▶ _WORK TO DO_: Copy the lines holding the word "SDTVAR", all of them.

▶ _RECORDS TO USE_:
****************

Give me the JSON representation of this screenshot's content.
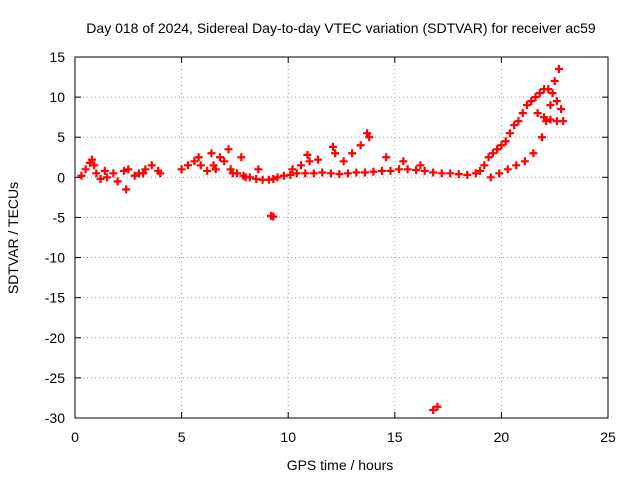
{
  "chart_data": {
    "type": "scatter",
    "title": "Day 018 of 2024, Sidereal Day-to-day VTEC variation (SDTVAR) for receiver ac59",
    "xlabel": "GPS time / hours",
    "ylabel": "SDTVAR / TECUs",
    "xlim": [
      0,
      25
    ],
    "ylim": [
      -30,
      15
    ],
    "xticks": [
      0,
      5,
      10,
      15,
      20,
      25
    ],
    "yticks": [
      -30,
      -25,
      -20,
      -15,
      -10,
      -5,
      0,
      5,
      10,
      15
    ],
    "grid": true,
    "legend": "none",
    "marker": "plus",
    "color": "#ff0000",
    "series": [
      {
        "name": "SDTVAR",
        "x": [
          0.3,
          0.5,
          0.7,
          0.8,
          1.0,
          1.2,
          1.5,
          1.8,
          2.0,
          2.3,
          2.5,
          2.8,
          3.0,
          3.3,
          3.6,
          3.9,
          4.0,
          5.0,
          5.3,
          5.6,
          5.9,
          6.2,
          6.5,
          6.8,
          7.0,
          7.3,
          7.6,
          7.9,
          8.2,
          8.5,
          8.8,
          9.1,
          9.3,
          9.5,
          9.8,
          10.1,
          10.4,
          10.8,
          11.2,
          11.6,
          12.0,
          12.4,
          12.8,
          13.2,
          13.6,
          14.0,
          14.4,
          14.8,
          15.2,
          15.6,
          16.0,
          16.4,
          16.8,
          17.2,
          17.6,
          18.0,
          18.4,
          18.8,
          19.0,
          19.2,
          19.4,
          19.6,
          19.8,
          20.0,
          20.2,
          20.4,
          20.6,
          20.8,
          21.0,
          21.2,
          21.4,
          21.6,
          21.8,
          22.0,
          22.2,
          22.4,
          22.6,
          22.8,
          0.9,
          1.4,
          2.4,
          3.2,
          5.8,
          6.4,
          7.2,
          7.8,
          8.6,
          10.2,
          10.6,
          11.0,
          11.4,
          12.2,
          12.6,
          13.0,
          13.4,
          13.8,
          14.6,
          15.4,
          16.2,
          19.5,
          19.9,
          20.3,
          20.7,
          21.1,
          21.5,
          21.9,
          22.1,
          22.3,
          22.5,
          22.7,
          6.6,
          7.4,
          8.0,
          9.2,
          9.3,
          16.8,
          17.0,
          21.7,
          22.0,
          22.3,
          22.6,
          22.9,
          13.7,
          12.1,
          10.9
        ],
        "y": [
          0.2,
          1.0,
          1.8,
          2.2,
          0.5,
          -0.2,
          0.0,
          0.5,
          -0.5,
          0.8,
          1.0,
          0.2,
          0.5,
          1.0,
          1.5,
          0.8,
          0.5,
          1.0,
          1.5,
          2.0,
          1.5,
          0.8,
          1.5,
          2.5,
          2.0,
          1.0,
          0.5,
          0.2,
          0.0,
          -0.2,
          -0.3,
          -0.3,
          -0.2,
          0.0,
          0.2,
          0.3,
          0.5,
          0.5,
          0.5,
          0.6,
          0.5,
          0.4,
          0.5,
          0.6,
          0.6,
          0.7,
          0.8,
          0.8,
          1.0,
          1.0,
          0.9,
          0.8,
          0.6,
          0.5,
          0.5,
          0.4,
          0.3,
          0.5,
          0.8,
          1.5,
          2.5,
          3.0,
          3.5,
          4.0,
          4.5,
          5.5,
          6.5,
          7.0,
          8.0,
          9.0,
          9.5,
          10.0,
          10.5,
          11.0,
          11.0,
          10.5,
          9.5,
          8.5,
          1.5,
          0.8,
          -1.5,
          0.5,
          2.5,
          3.0,
          3.5,
          2.5,
          1.0,
          1.0,
          1.5,
          2.0,
          2.2,
          3.0,
          2.0,
          3.0,
          4.0,
          5.0,
          2.5,
          2.0,
          1.5,
          0.0,
          0.5,
          1.0,
          1.5,
          2.0,
          3.0,
          5.0,
          7.0,
          9.0,
          12.0,
          13.5,
          1.0,
          0.5,
          0.0,
          -4.8,
          -4.9,
          -29.0,
          -28.6,
          8.0,
          7.5,
          7.2,
          7.0,
          7.0,
          5.5,
          3.8,
          2.8
        ]
      }
    ]
  }
}
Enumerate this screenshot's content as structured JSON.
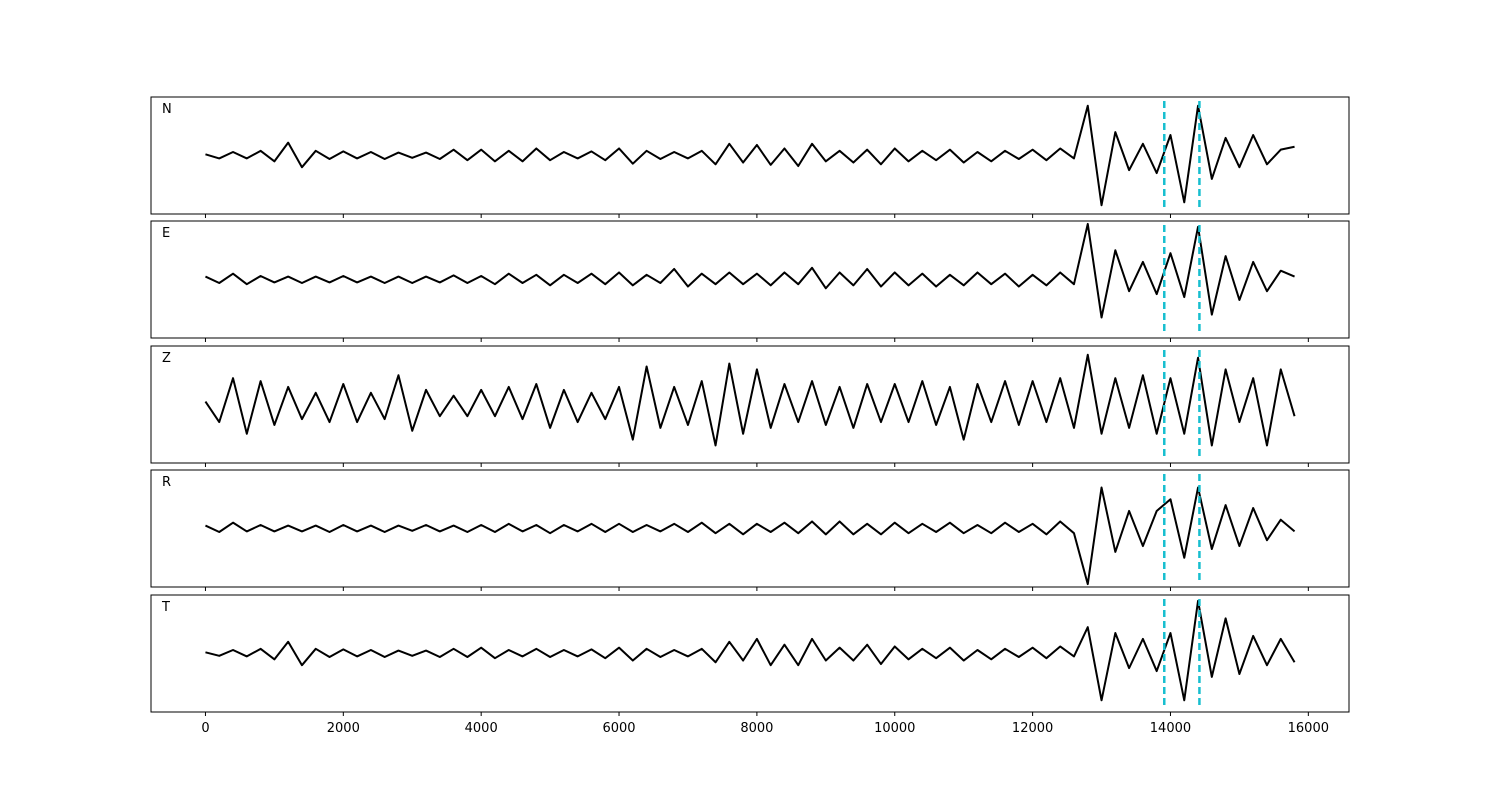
{
  "chart_data": {
    "type": "line",
    "layout": "stacked",
    "x": [
      0,
      200,
      400,
      600,
      800,
      1000,
      1200,
      1400,
      1600,
      1800,
      2000,
      2200,
      2400,
      2600,
      2800,
      3000,
      3200,
      3400,
      3600,
      3800,
      4000,
      4200,
      4400,
      4600,
      4800,
      5000,
      5200,
      5400,
      5600,
      5800,
      6000,
      6200,
      6400,
      6600,
      6800,
      7000,
      7200,
      7400,
      7600,
      7800,
      8000,
      8200,
      8400,
      8600,
      8800,
      9000,
      9200,
      9400,
      9600,
      9800,
      10000,
      10200,
      10400,
      10600,
      10800,
      11000,
      11200,
      11400,
      11600,
      11800,
      12000,
      12200,
      12400,
      12600,
      12800,
      13000,
      13200,
      13400,
      13600,
      13800,
      14000,
      14200,
      14400,
      14600,
      14800,
      15000,
      15200,
      15400,
      15600,
      15800
    ],
    "xlim": [
      -790,
      16590
    ],
    "xticks": [
      0,
      2000,
      4000,
      6000,
      8000,
      10000,
      12000,
      14000,
      16000
    ],
    "ylim": [
      -1,
      1
    ],
    "vlines": [
      13910,
      14420
    ],
    "vline_color": "#17becf",
    "series": [
      {
        "name": "N",
        "color": "#000000",
        "values": [
          0.02,
          -0.05,
          0.06,
          -0.05,
          0.08,
          -0.1,
          0.22,
          -0.2,
          0.08,
          -0.06,
          0.07,
          -0.05,
          0.06,
          -0.06,
          0.05,
          -0.04,
          0.05,
          -0.06,
          0.1,
          -0.08,
          0.1,
          -0.1,
          0.08,
          -0.1,
          0.12,
          -0.08,
          0.06,
          -0.05,
          0.07,
          -0.08,
          0.12,
          -0.14,
          0.08,
          -0.06,
          0.06,
          -0.05,
          0.08,
          -0.15,
          0.2,
          -0.12,
          0.18,
          -0.16,
          0.12,
          -0.18,
          0.2,
          -0.1,
          0.08,
          -0.12,
          0.1,
          -0.15,
          0.12,
          -0.1,
          0.08,
          -0.08,
          0.1,
          -0.12,
          0.06,
          -0.1,
          0.08,
          -0.06,
          0.1,
          -0.08,
          0.12,
          -0.05,
          0.85,
          -0.85,
          0.4,
          -0.25,
          0.2,
          -0.3,
          0.35,
          -0.8,
          0.85,
          -0.4,
          0.3,
          -0.2,
          0.35,
          -0.15,
          0.1,
          0.15
        ]
      },
      {
        "name": "E",
        "color": "#000000",
        "values": [
          0.05,
          -0.06,
          0.1,
          -0.08,
          0.06,
          -0.05,
          0.05,
          -0.06,
          0.05,
          -0.05,
          0.06,
          -0.05,
          0.05,
          -0.06,
          0.05,
          -0.06,
          0.05,
          -0.05,
          0.07,
          -0.06,
          0.06,
          -0.08,
          0.1,
          -0.06,
          0.08,
          -0.1,
          0.08,
          -0.06,
          0.1,
          -0.08,
          0.12,
          -0.1,
          0.08,
          -0.06,
          0.18,
          -0.12,
          0.1,
          -0.08,
          0.12,
          -0.08,
          0.1,
          -0.1,
          0.12,
          -0.08,
          0.2,
          -0.15,
          0.12,
          -0.1,
          0.18,
          -0.12,
          0.12,
          -0.1,
          0.1,
          -0.12,
          0.08,
          -0.1,
          0.12,
          -0.08,
          0.1,
          -0.12,
          0.08,
          -0.1,
          0.12,
          -0.08,
          0.95,
          -0.65,
          0.5,
          -0.2,
          0.3,
          -0.25,
          0.45,
          -0.3,
          0.9,
          -0.6,
          0.4,
          -0.35,
          0.3,
          -0.2,
          0.15,
          0.05
        ]
      },
      {
        "name": "Z",
        "color": "#000000",
        "values": [
          0.05,
          -0.3,
          0.45,
          -0.5,
          0.4,
          -0.35,
          0.3,
          -0.25,
          0.2,
          -0.3,
          0.35,
          -0.3,
          0.2,
          -0.25,
          0.5,
          -0.45,
          0.25,
          -0.2,
          0.15,
          -0.2,
          0.25,
          -0.2,
          0.3,
          -0.25,
          0.35,
          -0.4,
          0.25,
          -0.3,
          0.2,
          -0.25,
          0.3,
          -0.6,
          0.65,
          -0.4,
          0.3,
          -0.35,
          0.4,
          -0.7,
          0.7,
          -0.5,
          0.6,
          -0.4,
          0.35,
          -0.3,
          0.4,
          -0.35,
          0.3,
          -0.4,
          0.35,
          -0.3,
          0.35,
          -0.3,
          0.4,
          -0.35,
          0.3,
          -0.6,
          0.35,
          -0.3,
          0.4,
          -0.35,
          0.4,
          -0.3,
          0.45,
          -0.4,
          0.85,
          -0.5,
          0.45,
          -0.4,
          0.5,
          -0.5,
          0.45,
          -0.5,
          0.8,
          -0.7,
          0.6,
          -0.3,
          0.45,
          -0.7,
          0.6,
          -0.2
        ]
      },
      {
        "name": "R",
        "color": "#000000",
        "values": [
          0.05,
          -0.06,
          0.1,
          -0.05,
          0.06,
          -0.05,
          0.05,
          -0.05,
          0.05,
          -0.06,
          0.06,
          -0.05,
          0.05,
          -0.06,
          0.05,
          -0.04,
          0.06,
          -0.05,
          0.05,
          -0.06,
          0.06,
          -0.06,
          0.08,
          -0.05,
          0.06,
          -0.08,
          0.06,
          -0.05,
          0.08,
          -0.06,
          0.08,
          -0.06,
          0.06,
          -0.05,
          0.08,
          -0.06,
          0.1,
          -0.08,
          0.08,
          -0.1,
          0.08,
          -0.06,
          0.1,
          -0.08,
          0.12,
          -0.1,
          0.12,
          -0.1,
          0.08,
          -0.1,
          0.1,
          -0.08,
          0.08,
          -0.06,
          0.1,
          -0.08,
          0.06,
          -0.08,
          0.1,
          -0.06,
          0.08,
          -0.1,
          0.12,
          -0.08,
          -0.95,
          0.7,
          -0.4,
          0.3,
          -0.3,
          0.3,
          0.5,
          -0.5,
          0.7,
          -0.35,
          0.4,
          -0.3,
          0.35,
          -0.2,
          0.15,
          -0.05
        ]
      },
      {
        "name": "T",
        "color": "#000000",
        "values": [
          0.02,
          -0.04,
          0.06,
          -0.05,
          0.08,
          -0.1,
          0.2,
          -0.2,
          0.08,
          -0.06,
          0.07,
          -0.05,
          0.06,
          -0.06,
          0.05,
          -0.04,
          0.05,
          -0.06,
          0.08,
          -0.06,
          0.1,
          -0.08,
          0.06,
          -0.05,
          0.08,
          -0.06,
          0.06,
          -0.05,
          0.07,
          -0.08,
          0.1,
          -0.12,
          0.08,
          -0.06,
          0.06,
          -0.05,
          0.08,
          -0.15,
          0.2,
          -0.12,
          0.25,
          -0.2,
          0.15,
          -0.2,
          0.25,
          -0.12,
          0.1,
          -0.12,
          0.15,
          -0.18,
          0.12,
          -0.1,
          0.08,
          -0.08,
          0.1,
          -0.12,
          0.06,
          -0.1,
          0.08,
          -0.06,
          0.1,
          -0.08,
          0.12,
          -0.05,
          0.45,
          -0.8,
          0.35,
          -0.25,
          0.25,
          -0.3,
          0.35,
          -0.8,
          0.9,
          -0.4,
          0.6,
          -0.35,
          0.3,
          -0.2,
          0.25,
          -0.15
        ]
      }
    ]
  }
}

****************

▶ _THE REPLY_:
    "title": "Day 018 of 2024, Sidereal Day-to-day VTEC variation (SDTVAR) for receiver ac59",
    "ylabel": "SDTVAR / TECUs",
        "name": "SDTVAR",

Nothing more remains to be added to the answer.